**Problem to solve**
Copy every line, leaving nothing out and adding nothing.

**Input rows**
[Start]

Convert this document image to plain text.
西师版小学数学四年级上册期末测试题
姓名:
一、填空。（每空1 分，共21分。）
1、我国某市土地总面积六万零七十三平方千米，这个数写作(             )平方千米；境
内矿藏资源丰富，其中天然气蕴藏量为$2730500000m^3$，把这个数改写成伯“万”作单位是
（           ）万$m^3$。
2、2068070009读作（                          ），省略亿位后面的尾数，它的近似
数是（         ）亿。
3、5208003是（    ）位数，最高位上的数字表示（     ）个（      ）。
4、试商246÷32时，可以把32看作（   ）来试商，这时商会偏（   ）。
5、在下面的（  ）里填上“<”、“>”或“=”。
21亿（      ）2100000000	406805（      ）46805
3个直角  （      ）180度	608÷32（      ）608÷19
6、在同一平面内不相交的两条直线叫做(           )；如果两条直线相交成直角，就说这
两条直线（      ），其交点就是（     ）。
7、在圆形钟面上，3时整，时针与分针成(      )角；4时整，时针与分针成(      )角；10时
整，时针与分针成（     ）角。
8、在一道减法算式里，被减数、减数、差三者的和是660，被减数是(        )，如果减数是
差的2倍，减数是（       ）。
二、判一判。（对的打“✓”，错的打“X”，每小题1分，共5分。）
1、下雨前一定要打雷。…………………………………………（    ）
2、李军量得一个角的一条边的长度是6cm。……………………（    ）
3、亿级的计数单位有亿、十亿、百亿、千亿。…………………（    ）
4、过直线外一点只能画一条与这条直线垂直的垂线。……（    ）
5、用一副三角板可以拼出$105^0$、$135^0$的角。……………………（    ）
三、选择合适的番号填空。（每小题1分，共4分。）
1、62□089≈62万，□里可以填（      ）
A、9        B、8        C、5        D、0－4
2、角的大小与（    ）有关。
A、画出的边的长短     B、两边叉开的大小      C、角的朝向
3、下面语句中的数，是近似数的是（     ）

[End]

**Answer to the task**
Convert this document image to plain text.
西师版小学数学四年级上册期末测试题
姓名:
一、填空。（每空1 分，共21分。）
1、我国某市土地总面积六万零七十三平方千米，这个数写作(             )平方千米；境
内矿藏资源丰富，其中天然气蕴藏量为$2730500000m^3$，把这个数改写成伯“万”作单位是
（           ）万$m^3$。
2、2068070009读作（                          ），省略亿位后面的尾数，它的近似
数是（         ）亿。
3、5208003是（    ）位数，最高位上的数字表示（     ）个（      ）。
4、试商246÷32时，可以把32看作（   ）来试商，这时商会偏（   ）。
5、在下面的（  ）里填上“<”、“>”或“=”。
21亿（      ）2100000000	406805（      ）46805
3个直角  （      ）180度	608÷32（      ）608÷19
6、在同一平面内不相交的两条直线叫做(           )；如果两条直线相交成直角，就说这
两条直线（      ），其交点就是（     ）。
7、在圆形钟面上，3时整，时针与分针成(      )角；4时整，时针与分针成(      )角；10时
整，时针与分针成（     ）角。
8、在一道减法算式里，被减数、减数、差三者的和是660，被减数是(        )，如果减数是
差的2倍，减数是（       ）。
二、判一判。（对的打“✓”，错的打“X”，每小题1分，共5分。）
1、下雨前一定要打雷。…………………………………………（    ）
2、李军量得一个角的一条边的长度是6cm。……………………（    ）
3、亿级的计数单位有亿、十亿、百亿、千亿。…………………（    ）
4、过直线外一点只能画一条与这条直线垂直的垂线。……（    ）
5、用一副三角板可以拼出$105^0$、$135^0$的角。……………………（    ）
三、选择合适的番号填空。（每小题1分，共4分。）
1、62□089≈62万，□里可以填（      ）
A、9        B、8        C、5        D、0－4
2、角的大小与（    ）有关。
A、画出的边的长短     B、两边叉开的大小      C、角的朝向
3、下面语句中的数，是近似数的是（     ）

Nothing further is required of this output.